__Dataset entries__.
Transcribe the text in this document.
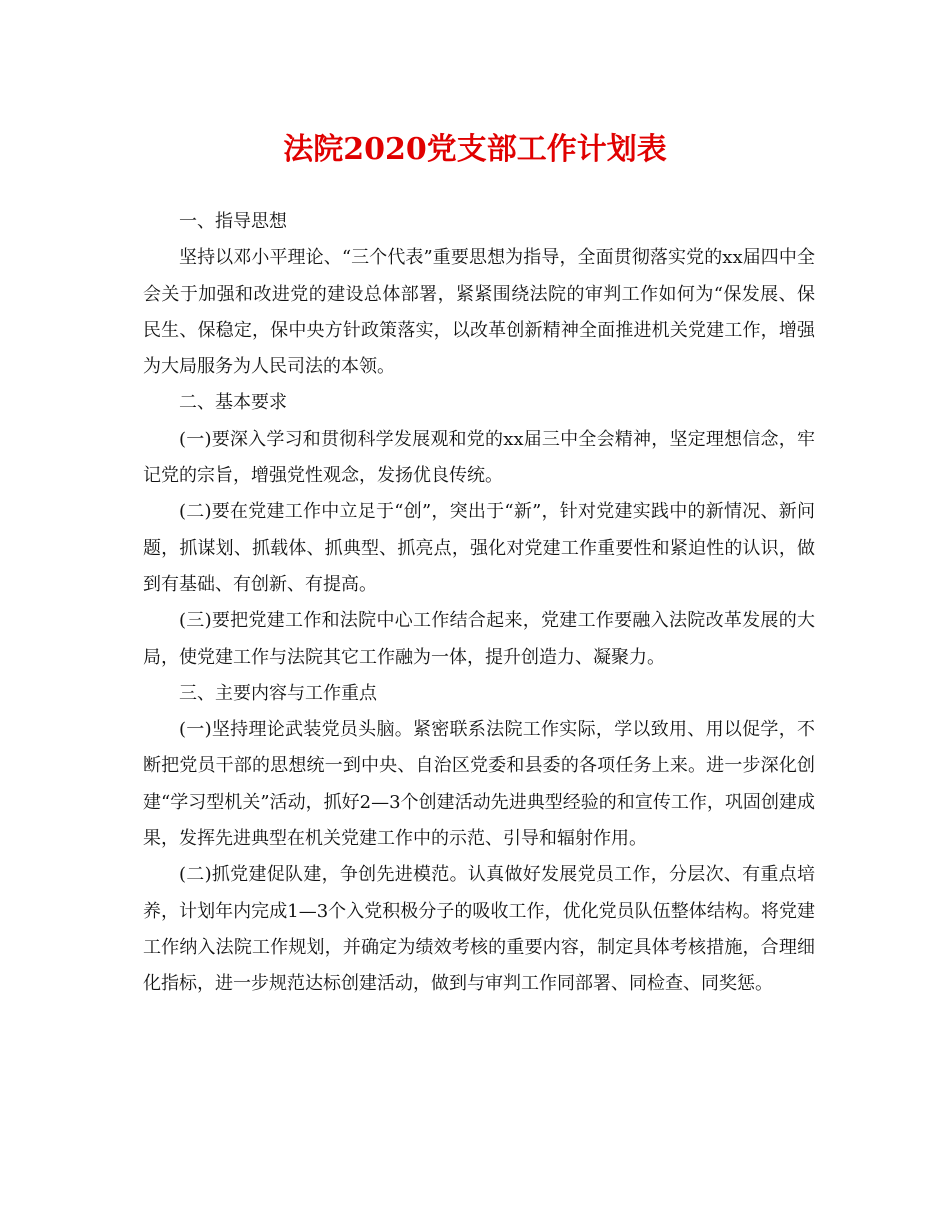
法院2020党支部工作计划表

一、指导思想

坚持以邓小平理论、“三个代表”重要思想为指导，全面贯彻落实党的xx届四中全会关于加强和改进党的建设总体部署，紧紧围绕法院的审判工作如何为“保发展、保民生、保稳定，保中央方针政策落实，以改革创新精神全面推进机关党建工作，增强为大局服务为人民司法的本领。

二、基本要求

(一)要深入学习和贯彻科学发展观和党的xx届三中全会精神，坚定理想信念，牢记党的宗旨，增强党性观念，发扬优良传统。

(二)要在党建工作中立足于“创”，突出于“新”，针对党建实践中的新情况、新问题，抓谋划、抓载体、抓典型、抓亮点，强化对党建工作重要性和紧迫性的认识，做到有基础、有创新、有提高。

(三)要把党建工作和法院中心工作结合起来，党建工作要融入法院改革发展的大局，使党建工作与法院其它工作融为一体，提升创造力、凝聚力。

三、主要内容与工作重点

(一)坚持理论武装党员头脑。紧密联系法院工作实际，学以致用、用以促学，不断把党员干部的思想统一到中央、自治区党委和县委的各项任务上来。进一步深化创建“学习型机关”活动，抓好2—3个创建活动先进典型经验的和宣传工作，巩固创建成果，发挥先进典型在机关党建工作中的示范、引导和辐射作用。

(二)抓党建促队建，争创先进模范。认真做好发展党员工作，分层次、有重点培养，计划年内完成1—3个入党积极分子的吸收工作，优化党员队伍整体结构。将党建工作纳入法院工作规划，并确定为绩效考核的重要内容，制定具体考核措施，合理细化指标，进一步规范达标创建活动，做到与审判工作同部署、同检查、同奖惩。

__Exercise objective__. All of the lines above should be retyped precisely, apart from the pictures.

__Answer to the problem__.
Transcribe the text in this document.
法院2020党支部工作计划表

一、指导思想

坚持以邓小平理论、“三个代表”重要思想为指导，全面贯彻落实党的xx届四中全会关于加强和改进党的建设总体部署，紧紧围绕法院的审判工作如何为“保发展、保民生、保稳定，保中央方针政策落实，以改革创新精神全面推进机关党建工作，增强为大局服务为人民司法的本领。

二、基本要求

(一)要深入学习和贯彻科学发展观和党的xx届三中全会精神，坚定理想信念，牢记党的宗旨，增强党性观念，发扬优良传统。

(二)要在党建工作中立足于“创”，突出于“新”，针对党建实践中的新情况、新问题，抓谋划、抓载体、抓典型、抓亮点，强化对党建工作重要性和紧迫性的认识，做到有基础、有创新、有提高。

(三)要把党建工作和法院中心工作结合起来，党建工作要融入法院改革发展的大局，使党建工作与法院其它工作融为一体，提升创造力、凝聚力。

三、主要内容与工作重点

(一)坚持理论武装党员头脑。紧密联系法院工作实际，学以致用、用以促学，不断把党员干部的思想统一到中央、自治区党委和县委的各项任务上来。进一步深化创建“学习型机关”活动，抓好2—3个创建活动先进典型经验的和宣传工作，巩固创建成果，发挥先进典型在机关党建工作中的示范、引导和辐射作用。

(二)抓党建促队建，争创先进模范。认真做好发展党员工作，分层次、有重点培养，计划年内完成1—3个入党积极分子的吸收工作，优化党员队伍整体结构。将党建工作纳入法院工作规划，并确定为绩效考核的重要内容，制定具体考核措施，合理细化指标，进一步规范达标创建活动，做到与审判工作同部署、同检查、同奖惩。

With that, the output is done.